### Data section
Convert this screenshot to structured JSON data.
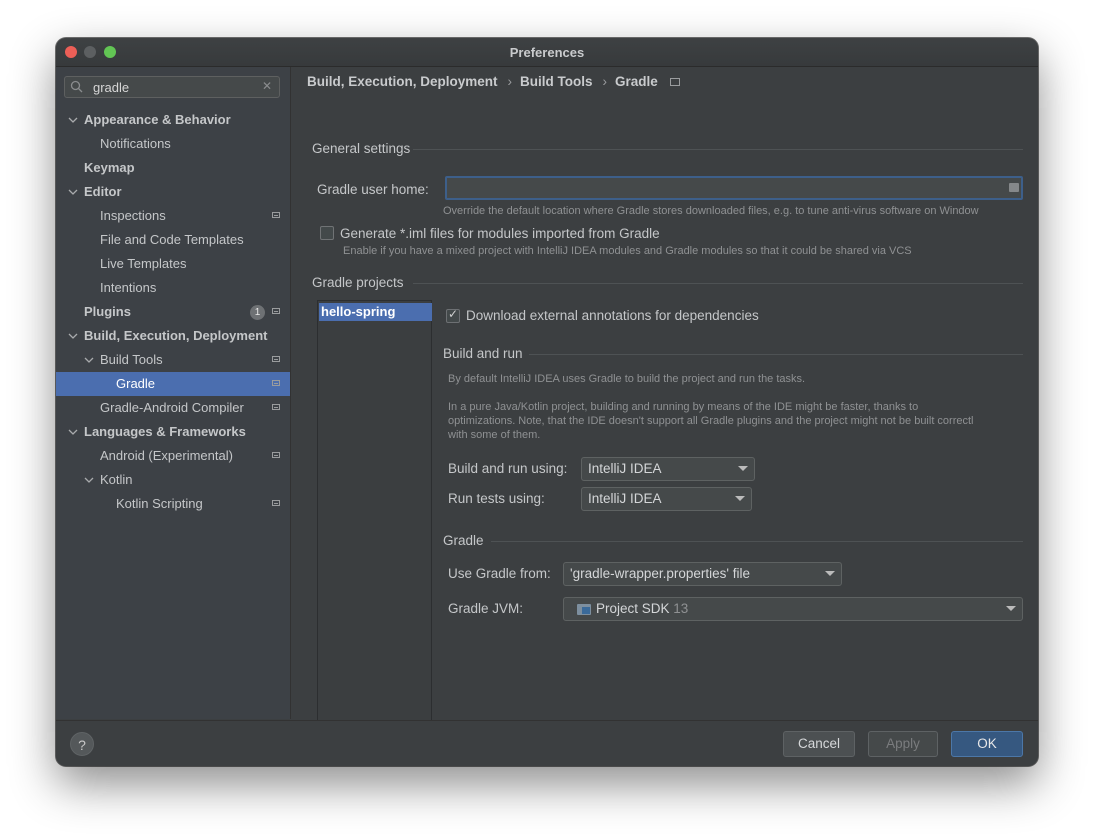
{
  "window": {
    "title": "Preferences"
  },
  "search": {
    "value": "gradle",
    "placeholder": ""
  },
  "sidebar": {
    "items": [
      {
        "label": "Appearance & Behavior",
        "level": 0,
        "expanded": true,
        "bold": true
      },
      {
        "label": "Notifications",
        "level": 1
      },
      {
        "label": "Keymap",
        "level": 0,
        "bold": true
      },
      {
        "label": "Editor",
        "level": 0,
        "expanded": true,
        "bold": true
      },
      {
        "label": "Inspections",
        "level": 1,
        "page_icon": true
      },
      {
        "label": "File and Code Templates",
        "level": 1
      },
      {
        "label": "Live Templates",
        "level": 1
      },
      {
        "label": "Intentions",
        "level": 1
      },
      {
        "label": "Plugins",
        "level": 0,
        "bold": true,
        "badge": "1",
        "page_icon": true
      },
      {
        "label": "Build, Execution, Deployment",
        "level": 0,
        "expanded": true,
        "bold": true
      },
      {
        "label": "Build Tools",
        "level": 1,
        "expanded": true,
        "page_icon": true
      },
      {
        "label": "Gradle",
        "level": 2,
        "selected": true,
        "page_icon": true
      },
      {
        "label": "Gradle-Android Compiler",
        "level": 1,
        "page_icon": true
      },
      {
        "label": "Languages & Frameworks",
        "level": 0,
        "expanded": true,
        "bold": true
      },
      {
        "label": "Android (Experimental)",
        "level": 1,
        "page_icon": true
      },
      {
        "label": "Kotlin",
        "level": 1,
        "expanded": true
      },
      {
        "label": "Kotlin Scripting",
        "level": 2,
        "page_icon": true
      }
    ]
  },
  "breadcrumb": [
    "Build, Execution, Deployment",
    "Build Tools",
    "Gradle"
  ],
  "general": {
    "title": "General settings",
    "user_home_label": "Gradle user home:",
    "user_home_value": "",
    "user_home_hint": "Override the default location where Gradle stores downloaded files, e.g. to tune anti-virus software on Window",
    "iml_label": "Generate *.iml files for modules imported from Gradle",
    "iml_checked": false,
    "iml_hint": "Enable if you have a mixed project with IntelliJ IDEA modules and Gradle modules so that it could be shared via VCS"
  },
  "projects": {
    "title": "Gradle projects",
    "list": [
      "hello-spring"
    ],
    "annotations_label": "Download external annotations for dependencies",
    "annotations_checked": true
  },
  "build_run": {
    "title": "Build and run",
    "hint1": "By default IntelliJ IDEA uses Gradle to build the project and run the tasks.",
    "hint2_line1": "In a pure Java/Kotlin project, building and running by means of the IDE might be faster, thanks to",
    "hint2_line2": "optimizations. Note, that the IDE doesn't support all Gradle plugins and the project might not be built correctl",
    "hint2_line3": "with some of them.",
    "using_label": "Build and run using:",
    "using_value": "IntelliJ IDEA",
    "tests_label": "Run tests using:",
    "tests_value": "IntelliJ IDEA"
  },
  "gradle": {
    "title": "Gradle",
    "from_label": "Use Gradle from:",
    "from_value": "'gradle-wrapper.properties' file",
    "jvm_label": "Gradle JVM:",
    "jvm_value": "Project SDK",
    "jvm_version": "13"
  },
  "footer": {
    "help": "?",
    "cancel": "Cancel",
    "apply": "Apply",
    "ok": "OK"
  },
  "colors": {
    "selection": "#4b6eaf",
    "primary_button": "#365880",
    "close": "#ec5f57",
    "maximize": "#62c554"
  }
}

### Exercise instructions
Say how many lines of the material above include the word "files", giving the number alone.

### Task solution
2